(Data extracted from a collection)
>>
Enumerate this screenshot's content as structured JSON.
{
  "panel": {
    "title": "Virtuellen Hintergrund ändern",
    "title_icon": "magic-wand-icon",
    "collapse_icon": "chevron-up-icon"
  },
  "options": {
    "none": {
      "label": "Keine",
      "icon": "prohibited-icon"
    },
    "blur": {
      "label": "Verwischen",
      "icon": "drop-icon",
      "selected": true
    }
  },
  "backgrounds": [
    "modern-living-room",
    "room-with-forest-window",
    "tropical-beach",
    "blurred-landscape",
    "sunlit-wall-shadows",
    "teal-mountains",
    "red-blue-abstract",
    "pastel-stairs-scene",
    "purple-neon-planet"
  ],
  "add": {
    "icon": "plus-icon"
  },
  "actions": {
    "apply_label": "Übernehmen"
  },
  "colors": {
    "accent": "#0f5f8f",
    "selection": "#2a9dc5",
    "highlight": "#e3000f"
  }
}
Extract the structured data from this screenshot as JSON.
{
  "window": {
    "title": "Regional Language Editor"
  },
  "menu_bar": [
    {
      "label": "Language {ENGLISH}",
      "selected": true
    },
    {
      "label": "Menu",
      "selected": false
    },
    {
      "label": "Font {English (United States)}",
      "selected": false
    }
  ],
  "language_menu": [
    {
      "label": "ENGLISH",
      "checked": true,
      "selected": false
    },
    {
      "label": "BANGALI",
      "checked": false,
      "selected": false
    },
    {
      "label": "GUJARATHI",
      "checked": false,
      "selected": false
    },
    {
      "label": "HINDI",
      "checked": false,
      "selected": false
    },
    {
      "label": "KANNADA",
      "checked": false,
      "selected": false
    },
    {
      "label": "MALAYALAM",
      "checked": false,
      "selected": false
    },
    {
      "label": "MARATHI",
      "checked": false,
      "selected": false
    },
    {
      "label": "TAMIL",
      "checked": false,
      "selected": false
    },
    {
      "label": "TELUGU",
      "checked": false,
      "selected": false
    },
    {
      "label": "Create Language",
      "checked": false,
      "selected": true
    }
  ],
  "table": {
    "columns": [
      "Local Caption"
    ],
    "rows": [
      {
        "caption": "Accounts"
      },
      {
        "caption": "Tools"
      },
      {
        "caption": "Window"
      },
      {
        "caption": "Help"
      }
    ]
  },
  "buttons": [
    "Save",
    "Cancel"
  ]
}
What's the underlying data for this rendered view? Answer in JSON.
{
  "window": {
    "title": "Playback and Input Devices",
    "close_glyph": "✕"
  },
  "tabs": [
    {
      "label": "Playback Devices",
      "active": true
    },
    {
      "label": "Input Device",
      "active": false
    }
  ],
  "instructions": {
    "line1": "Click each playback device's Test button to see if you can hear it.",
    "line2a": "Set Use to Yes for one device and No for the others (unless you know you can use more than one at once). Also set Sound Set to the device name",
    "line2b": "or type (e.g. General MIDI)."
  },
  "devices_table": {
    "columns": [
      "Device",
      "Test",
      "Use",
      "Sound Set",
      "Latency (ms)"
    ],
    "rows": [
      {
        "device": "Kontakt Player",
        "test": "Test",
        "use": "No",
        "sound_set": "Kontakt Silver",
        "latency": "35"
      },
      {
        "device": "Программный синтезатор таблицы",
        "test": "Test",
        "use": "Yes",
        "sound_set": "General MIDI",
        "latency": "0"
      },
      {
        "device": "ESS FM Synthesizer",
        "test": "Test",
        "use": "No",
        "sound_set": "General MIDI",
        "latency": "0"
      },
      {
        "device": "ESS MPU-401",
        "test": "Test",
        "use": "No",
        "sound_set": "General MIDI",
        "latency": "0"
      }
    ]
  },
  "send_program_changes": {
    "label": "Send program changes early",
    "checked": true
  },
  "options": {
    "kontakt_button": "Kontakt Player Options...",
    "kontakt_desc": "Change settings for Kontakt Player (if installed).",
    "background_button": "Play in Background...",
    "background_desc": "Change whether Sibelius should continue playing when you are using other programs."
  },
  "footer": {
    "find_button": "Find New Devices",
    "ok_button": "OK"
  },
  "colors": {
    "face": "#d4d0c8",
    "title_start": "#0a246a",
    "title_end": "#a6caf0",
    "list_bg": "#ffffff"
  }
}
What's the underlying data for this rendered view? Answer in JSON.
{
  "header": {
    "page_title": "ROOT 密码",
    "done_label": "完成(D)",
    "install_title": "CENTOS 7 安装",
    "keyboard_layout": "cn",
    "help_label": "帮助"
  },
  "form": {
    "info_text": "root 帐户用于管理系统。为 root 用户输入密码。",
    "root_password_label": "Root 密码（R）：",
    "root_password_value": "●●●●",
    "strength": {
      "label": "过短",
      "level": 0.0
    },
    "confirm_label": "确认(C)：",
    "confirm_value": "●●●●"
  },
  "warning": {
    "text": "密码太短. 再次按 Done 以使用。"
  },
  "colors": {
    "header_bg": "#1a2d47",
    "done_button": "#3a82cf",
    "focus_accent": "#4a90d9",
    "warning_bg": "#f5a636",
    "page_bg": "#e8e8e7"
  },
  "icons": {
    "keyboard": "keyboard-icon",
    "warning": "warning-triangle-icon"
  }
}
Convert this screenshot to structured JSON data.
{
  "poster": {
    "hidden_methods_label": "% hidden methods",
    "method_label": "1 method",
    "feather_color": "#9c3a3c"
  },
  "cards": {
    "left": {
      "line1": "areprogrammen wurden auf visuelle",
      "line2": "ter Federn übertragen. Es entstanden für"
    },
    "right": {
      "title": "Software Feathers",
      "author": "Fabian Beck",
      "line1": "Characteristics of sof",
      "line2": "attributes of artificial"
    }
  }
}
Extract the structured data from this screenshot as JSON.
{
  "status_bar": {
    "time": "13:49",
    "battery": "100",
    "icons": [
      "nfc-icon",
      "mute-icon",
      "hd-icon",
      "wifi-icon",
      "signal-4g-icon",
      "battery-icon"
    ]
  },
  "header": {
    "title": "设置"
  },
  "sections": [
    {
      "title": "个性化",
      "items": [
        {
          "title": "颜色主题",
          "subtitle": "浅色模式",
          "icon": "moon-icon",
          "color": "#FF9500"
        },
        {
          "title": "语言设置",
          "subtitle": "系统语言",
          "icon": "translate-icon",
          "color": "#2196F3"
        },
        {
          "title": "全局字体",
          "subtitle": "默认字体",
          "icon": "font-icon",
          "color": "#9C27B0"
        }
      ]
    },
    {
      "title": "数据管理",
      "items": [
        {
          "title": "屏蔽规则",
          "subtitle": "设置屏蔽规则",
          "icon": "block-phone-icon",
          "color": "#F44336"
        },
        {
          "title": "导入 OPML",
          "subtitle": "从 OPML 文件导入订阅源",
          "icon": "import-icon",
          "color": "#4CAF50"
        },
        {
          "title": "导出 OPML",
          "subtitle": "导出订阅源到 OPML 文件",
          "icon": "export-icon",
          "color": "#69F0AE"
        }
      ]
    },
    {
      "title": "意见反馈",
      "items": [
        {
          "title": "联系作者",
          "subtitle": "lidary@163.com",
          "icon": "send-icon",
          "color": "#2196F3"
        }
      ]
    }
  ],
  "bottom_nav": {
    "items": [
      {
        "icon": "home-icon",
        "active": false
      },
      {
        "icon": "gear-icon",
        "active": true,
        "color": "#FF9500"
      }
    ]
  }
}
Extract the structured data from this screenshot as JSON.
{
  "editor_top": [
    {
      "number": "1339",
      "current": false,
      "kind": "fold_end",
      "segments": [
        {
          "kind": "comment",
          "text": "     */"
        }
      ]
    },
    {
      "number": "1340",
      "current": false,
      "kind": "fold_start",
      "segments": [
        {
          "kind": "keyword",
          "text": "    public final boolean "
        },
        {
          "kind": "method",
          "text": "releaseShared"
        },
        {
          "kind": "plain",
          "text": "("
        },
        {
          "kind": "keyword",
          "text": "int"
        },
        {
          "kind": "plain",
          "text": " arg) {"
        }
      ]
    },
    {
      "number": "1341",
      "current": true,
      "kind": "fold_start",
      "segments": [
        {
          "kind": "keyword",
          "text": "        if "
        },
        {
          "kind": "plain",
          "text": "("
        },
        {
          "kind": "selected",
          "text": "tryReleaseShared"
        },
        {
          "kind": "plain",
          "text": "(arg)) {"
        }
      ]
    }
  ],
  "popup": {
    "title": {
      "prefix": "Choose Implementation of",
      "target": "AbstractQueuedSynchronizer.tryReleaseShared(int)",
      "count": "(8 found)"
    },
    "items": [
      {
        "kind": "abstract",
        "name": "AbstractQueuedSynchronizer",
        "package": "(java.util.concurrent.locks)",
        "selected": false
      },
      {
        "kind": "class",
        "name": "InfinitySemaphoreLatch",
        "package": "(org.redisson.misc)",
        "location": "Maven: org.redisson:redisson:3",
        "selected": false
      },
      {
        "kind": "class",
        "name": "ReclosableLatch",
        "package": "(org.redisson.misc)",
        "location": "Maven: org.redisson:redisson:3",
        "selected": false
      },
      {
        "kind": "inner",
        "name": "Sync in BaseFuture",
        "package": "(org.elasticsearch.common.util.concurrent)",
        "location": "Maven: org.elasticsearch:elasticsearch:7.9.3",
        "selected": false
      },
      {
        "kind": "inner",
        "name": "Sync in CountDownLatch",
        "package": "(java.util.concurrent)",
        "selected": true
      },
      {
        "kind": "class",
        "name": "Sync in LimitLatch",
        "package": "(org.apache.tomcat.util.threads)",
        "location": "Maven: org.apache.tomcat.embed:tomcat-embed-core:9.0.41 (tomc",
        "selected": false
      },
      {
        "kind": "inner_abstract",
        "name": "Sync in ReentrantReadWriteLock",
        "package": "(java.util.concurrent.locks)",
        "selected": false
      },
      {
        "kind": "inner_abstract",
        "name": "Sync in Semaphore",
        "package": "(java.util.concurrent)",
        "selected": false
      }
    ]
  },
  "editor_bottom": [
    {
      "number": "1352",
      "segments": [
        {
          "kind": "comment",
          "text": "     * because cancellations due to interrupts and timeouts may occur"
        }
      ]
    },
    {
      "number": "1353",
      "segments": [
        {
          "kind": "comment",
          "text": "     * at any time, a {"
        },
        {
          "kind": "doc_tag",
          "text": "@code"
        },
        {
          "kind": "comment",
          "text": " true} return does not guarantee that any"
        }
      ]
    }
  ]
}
<<
**Exercise aim:** Tally how many lines of the records hold the word "active". Answer with the number only.

**Finished answer:** 4